- Passage given:
——————————

With Spring ball over, head coach Brent Brennan’s pivotal third year at the helm looks its most promising for his squad. It has to be.
After two woeful seasons, it would actually defy logic if the Spartans did not at least come closer to a .500 season in 2019:
1) Brennan’s coaching staff has continuity (only losing its linebacker coach to Utah State, and promoting Scott White who was already there last year).
2) Recruiting classes have remained on par or better than other Mountain West teams.
3) There should finally be no quarterback uncertainty this time around.
4) The line on both sides of the ball looks deeper and more experienced going into this season.
Last season, as well, did show glimpses of life that belie the 1-11 record. There were seven games the Spartans were competitive and four games where there was a real chance of winning, but obviously fell short. So, 2018’s record could have been as good as a 5-7.

——————————

- Provided information:

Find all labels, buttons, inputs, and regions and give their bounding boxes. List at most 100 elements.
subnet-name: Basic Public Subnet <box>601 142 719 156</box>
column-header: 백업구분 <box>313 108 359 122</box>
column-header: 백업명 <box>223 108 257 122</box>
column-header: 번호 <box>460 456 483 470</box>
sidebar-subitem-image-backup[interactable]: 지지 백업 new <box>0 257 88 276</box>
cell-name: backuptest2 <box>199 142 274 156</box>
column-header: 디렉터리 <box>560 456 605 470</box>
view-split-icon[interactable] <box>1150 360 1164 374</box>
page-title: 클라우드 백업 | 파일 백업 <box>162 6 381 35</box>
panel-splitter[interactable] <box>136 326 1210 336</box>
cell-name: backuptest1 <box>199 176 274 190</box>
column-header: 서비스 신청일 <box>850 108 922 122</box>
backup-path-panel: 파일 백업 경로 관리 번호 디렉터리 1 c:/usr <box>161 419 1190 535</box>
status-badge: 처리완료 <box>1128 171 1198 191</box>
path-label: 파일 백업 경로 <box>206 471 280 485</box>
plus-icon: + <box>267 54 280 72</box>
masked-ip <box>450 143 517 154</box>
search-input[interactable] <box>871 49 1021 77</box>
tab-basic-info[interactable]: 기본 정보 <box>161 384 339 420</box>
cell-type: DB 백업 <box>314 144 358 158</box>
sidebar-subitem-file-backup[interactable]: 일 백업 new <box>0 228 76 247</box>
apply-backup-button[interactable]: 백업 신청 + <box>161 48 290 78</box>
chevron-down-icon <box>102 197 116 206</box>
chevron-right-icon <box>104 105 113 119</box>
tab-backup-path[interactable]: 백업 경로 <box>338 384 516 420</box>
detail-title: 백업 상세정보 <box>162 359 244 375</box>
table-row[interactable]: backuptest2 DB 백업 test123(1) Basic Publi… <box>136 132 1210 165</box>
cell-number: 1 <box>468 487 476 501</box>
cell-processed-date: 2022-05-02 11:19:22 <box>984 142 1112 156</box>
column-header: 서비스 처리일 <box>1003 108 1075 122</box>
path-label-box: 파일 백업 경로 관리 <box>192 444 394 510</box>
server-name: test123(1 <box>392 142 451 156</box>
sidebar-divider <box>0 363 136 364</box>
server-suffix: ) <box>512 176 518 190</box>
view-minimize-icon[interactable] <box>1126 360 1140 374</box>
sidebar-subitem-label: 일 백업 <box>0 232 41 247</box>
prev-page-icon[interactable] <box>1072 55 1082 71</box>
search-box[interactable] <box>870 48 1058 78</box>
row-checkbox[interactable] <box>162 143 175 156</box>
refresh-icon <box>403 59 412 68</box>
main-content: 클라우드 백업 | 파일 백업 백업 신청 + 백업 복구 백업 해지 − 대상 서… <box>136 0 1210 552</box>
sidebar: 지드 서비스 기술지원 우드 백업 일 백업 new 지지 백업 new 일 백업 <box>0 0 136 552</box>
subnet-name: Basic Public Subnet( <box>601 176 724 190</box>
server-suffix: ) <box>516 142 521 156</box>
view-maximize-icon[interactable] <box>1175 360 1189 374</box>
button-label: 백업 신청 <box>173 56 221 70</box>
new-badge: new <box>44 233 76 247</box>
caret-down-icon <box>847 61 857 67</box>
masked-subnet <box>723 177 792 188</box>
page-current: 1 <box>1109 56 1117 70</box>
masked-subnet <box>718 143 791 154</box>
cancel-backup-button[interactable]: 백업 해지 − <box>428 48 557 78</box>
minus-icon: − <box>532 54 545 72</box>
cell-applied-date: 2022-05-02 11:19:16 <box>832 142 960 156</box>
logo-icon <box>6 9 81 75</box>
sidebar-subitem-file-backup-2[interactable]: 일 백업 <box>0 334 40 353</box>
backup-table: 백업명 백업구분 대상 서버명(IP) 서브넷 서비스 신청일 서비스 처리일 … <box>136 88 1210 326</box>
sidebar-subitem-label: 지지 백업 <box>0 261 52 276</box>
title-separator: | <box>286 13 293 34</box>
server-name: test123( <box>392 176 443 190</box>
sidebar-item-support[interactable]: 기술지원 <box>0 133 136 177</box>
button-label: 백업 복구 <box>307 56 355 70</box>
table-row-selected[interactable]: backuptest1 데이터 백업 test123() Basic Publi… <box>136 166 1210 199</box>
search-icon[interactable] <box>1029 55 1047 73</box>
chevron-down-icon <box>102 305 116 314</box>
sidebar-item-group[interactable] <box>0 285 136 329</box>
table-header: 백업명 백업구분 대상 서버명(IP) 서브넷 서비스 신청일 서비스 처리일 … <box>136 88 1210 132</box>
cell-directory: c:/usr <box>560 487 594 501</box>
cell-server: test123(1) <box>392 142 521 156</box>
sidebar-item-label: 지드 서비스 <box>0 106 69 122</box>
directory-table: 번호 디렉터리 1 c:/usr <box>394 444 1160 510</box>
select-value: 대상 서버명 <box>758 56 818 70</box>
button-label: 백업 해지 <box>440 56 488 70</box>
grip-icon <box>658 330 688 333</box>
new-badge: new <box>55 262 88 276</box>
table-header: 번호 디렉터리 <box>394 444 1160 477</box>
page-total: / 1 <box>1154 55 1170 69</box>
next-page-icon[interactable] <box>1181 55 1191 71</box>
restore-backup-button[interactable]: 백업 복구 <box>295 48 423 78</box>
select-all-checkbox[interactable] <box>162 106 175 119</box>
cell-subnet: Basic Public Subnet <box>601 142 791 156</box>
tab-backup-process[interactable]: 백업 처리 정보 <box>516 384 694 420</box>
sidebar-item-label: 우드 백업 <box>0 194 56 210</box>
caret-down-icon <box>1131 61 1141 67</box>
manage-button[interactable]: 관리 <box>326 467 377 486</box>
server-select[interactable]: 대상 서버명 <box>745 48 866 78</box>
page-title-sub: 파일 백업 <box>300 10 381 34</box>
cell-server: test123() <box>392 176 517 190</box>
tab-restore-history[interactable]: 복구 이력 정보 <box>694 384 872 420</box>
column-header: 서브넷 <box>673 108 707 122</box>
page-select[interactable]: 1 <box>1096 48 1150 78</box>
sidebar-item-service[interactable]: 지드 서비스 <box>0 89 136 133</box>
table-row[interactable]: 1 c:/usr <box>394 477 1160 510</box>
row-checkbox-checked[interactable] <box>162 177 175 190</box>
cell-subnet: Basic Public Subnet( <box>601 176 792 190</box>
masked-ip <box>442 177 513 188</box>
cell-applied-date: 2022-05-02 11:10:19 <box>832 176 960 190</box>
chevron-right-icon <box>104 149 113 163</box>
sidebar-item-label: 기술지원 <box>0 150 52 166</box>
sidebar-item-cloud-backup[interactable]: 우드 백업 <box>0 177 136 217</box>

——————————

- Aim 1: List the numbered reasons the Spartans football preview gives for expecting the team to come closer to a .500 season in 2019.
- Aim 2: Please resume the Spartans football preview, picking up right after its final sentence.

- Expected output 1:
1) Brennan's coaching staff has continuity: it lost only its linebacker coach to Utah State and promoted Scott White, who was already on staff last year.
2) Recruiting classes have remained on par with or better than those of other Mountain West teams.
3) There should be no quarterback uncertainty this time around.
4) The line on both sides of the ball looks deeper and more experienced going into this season.

- Expected output 2:
In descending order of strength, here’s why the SJS pendulum should be on the upswing :
QB Josh Love
Love’s looked smooth this Spring and is clearly the most experienced and successful in the QB stable. Love is a strong pocket passer who looks to stay the course on every play almost to a fault. Though he was sacked far less than the other SJS QBs last season, Love took some vicious hits; some that put him in concussion protocol. But if he stays healthy, the Spartans will see more winning ways. Love’s 122.9 rating is also befitting of a very tough, stoic competitor, though you’d never guess it meeting him in person. His long ball accuracy was his hallmark (over 17 yards per completion) and his leadership skills will be a must, if there’s a chance for a Cinderella season.
The other Spartan QBs are still in a “grooming” stage with 6’4” 215 lb. dual-threat Chance LaChappelle showing next best promise. Maybe a Hawaii Cole McDonald type in the making?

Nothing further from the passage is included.